------ Extracted entries

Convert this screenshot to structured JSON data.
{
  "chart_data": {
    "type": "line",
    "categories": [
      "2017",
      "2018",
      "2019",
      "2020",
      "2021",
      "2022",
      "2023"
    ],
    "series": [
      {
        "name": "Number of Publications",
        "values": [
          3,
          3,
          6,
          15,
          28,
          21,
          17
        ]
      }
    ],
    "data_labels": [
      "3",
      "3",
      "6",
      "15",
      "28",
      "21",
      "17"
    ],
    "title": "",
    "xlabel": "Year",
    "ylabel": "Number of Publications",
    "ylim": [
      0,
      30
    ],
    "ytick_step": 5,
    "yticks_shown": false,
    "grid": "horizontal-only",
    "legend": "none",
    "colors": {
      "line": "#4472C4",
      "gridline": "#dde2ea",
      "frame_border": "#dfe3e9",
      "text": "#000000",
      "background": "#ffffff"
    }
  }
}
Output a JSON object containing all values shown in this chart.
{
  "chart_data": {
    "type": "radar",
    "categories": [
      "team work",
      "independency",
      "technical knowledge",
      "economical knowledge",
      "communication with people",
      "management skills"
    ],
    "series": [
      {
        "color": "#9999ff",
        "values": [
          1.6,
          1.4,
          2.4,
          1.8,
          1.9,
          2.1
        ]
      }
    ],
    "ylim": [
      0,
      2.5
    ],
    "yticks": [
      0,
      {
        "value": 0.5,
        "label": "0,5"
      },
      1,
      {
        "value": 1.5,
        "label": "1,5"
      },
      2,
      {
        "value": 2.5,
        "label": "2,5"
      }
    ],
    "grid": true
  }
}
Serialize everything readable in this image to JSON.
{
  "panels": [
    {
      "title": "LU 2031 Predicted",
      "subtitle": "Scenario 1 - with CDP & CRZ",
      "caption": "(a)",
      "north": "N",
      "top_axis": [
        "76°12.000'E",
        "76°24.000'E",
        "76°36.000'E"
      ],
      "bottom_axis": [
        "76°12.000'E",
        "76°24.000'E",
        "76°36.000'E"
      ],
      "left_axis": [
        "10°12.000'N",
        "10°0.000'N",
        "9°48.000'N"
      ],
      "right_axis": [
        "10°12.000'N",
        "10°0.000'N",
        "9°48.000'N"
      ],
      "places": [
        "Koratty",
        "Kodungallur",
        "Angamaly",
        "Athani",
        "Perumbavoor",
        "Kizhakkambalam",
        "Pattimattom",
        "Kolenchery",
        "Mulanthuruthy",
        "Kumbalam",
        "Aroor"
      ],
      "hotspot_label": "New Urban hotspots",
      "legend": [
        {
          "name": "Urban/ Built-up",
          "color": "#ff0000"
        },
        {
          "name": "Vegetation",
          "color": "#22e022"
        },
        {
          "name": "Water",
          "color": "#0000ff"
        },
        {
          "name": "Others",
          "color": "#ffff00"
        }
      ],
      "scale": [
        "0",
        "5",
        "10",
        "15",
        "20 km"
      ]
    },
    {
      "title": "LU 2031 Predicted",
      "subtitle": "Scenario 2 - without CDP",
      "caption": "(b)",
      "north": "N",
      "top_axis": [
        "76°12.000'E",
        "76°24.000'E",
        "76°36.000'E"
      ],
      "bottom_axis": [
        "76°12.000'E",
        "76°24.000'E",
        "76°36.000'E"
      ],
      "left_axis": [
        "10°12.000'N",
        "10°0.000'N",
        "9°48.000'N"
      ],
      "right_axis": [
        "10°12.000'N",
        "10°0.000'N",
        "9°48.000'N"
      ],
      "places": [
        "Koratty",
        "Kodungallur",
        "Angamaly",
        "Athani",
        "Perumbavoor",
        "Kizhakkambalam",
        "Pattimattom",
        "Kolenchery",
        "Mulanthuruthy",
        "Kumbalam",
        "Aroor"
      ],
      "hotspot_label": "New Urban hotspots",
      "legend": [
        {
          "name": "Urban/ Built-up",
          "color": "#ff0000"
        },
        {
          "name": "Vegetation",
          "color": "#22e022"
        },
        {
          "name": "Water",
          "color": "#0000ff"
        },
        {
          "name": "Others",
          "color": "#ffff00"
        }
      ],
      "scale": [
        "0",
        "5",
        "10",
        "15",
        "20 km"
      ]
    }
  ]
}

------------

### Work instructions
Retype the records above exactly.

### Solved problem
Convert this screenshot to structured JSON data.
{
  "chart_data": {
    "type": "line",
    "categories": [
      "2017",
      "2018",
      "2019",
      "2020",
      "2021",
      "2022",
      "2023"
    ],
    "series": [
      {
        "name": "Number of Publications",
        "values": [
          3,
          3,
          6,
          15,
          28,
          21,
          17
        ]
      }
    ],
    "data_labels": [
      "3",
      "3",
      "6",
      "15",
      "28",
      "21",
      "17"
    ],
    "title": "",
    "xlabel": "Year",
    "ylabel": "Number of Publications",
    "ylim": [
      0,
      30
    ],
    "ytick_step": 5,
    "yticks_shown": false,
    "grid": "horizontal-only",
    "legend": "none",
    "colors": {
      "line": "#4472C4",
      "gridline": "#dde2ea",
      "frame_border": "#dfe3e9",
      "text": "#000000",
      "background": "#ffffff"
    }
  }
}
Output a JSON object containing all values shown in this chart.
{
  "chart_data": {
    "type": "radar",
    "categories": [
      "team work",
      "independency",
      "technical knowledge",
      "economical knowledge",
      "communication with people",
      "management skills"
    ],
    "series": [
      {
        "color": "#9999ff",
        "values": [
          1.6,
          1.4,
          2.4,
          1.8,
          1.9,
          2.1
        ]
      }
    ],
    "ylim": [
      0,
      2.5
    ],
    "yticks": [
      0,
      {
        "value": 0.5,
        "label": "0,5"
      },
      1,
      {
        "value": 1.5,
        "label": "1,5"
      },
      2,
      {
        "value": 2.5,
        "label": "2,5"
      }
    ],
    "grid": true
  }
}
Serialize everything readable in this image to JSON.
{
  "panels": [
    {
      "title": "LU 2031 Predicted",
      "subtitle": "Scenario 1 - with CDP & CRZ",
      "caption": "(a)",
      "north": "N",
      "top_axis": [
        "76°12.000'E",
        "76°24.000'E",
        "76°36.000'E"
      ],
      "bottom_axis": [
        "76°12.000'E",
        "76°24.000'E",
        "76°36.000'E"
      ],
      "left_axis": [
        "10°12.000'N",
        "10°0.000'N",
        "9°48.000'N"
      ],
      "right_axis": [
        "10°12.000'N",
        "10°0.000'N",
        "9°48.000'N"
      ],
      "places": [
        "Koratty",
        "Kodungallur",
        "Angamaly",
        "Athani",
        "Perumbavoor",
        "Kizhakkambalam",
        "Pattimattom",
        "Kolenchery",
        "Mulanthuruthy",
        "Kumbalam",
        "Aroor"
      ],
      "hotspot_label": "New Urban hotspots",
      "legend": [
        {
          "name": "Urban/ Built-up",
          "color": "#ff0000"
        },
        {
          "name": "Vegetation",
          "color": "#22e022"
        },
        {
          "name": "Water",
          "color": "#0000ff"
        },
        {
          "name": "Others",
          "color": "#ffff00"
        }
      ],
      "scale": [
        "0",
        "5",
        "10",
        "15",
        "20 km"
      ]
    },
    {
      "title": "LU 2031 Predicted",
      "subtitle": "Scenario 2 - without CDP",
      "caption": "(b)",
      "north": "N",
      "top_axis": [
        "76°12.000'E",
        "76°24.000'E",
        "76°36.000'E"
      ],
      "bottom_axis": [
        "76°12.000'E",
        "76°24.000'E",
        "76°36.000'E"
      ],
      "left_axis": [
        "10°12.000'N",
        "10°0.000'N",
        "9°48.000'N"
      ],
      "right_axis": [
        "10°12.000'N",
        "10°0.000'N",
        "9°48.000'N"
      ],
      "places": [
        "Koratty",
        "Kodungallur",
        "Angamaly",
        "Athani",
        "Perumbavoor",
        "Kizhakkambalam",
        "Pattimattom",
        "Kolenchery",
        "Mulanthuruthy",
        "Kumbalam",
        "Aroor"
      ],
      "hotspot_label": "New Urban hotspots",
      "legend": [
        {
          "name": "Urban/ Built-up",
          "color": "#ff0000"
        },
        {
          "name": "Vegetation",
          "color": "#22e022"
        },
        {
          "name": "Water",
          "color": "#0000ff"
        },
        {
          "name": "Others",
          "color": "#ffff00"
        }
      ],
      "scale": [
        "0",
        "5",
        "10",
        "15",
        "20 km"
      ]
    }
  ]
}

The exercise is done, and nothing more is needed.